The request
Go through the material below and copy each line where the word "follows" appears.

Data extract
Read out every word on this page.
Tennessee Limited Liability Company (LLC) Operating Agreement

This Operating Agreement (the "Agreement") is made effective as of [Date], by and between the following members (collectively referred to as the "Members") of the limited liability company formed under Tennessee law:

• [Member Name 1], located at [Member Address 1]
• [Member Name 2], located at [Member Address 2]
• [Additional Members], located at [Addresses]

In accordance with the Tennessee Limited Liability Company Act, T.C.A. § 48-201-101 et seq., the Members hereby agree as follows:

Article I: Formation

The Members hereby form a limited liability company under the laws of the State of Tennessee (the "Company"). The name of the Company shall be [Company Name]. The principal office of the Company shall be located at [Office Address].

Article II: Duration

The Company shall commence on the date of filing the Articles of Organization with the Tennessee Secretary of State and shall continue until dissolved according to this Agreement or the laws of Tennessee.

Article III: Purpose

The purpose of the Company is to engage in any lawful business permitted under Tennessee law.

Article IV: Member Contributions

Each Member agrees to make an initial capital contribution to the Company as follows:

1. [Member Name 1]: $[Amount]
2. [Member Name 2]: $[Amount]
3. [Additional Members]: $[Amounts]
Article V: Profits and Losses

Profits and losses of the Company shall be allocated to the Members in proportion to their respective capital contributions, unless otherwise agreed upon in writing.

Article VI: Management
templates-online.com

Solved exercise
In accordance with the Tennessee Limited Liability Company Act, T.C.A. § 48-201-101 et seq., the Members hereby agree as follows:
Each Member agrees to make an initial capital contribution to the Company as follows:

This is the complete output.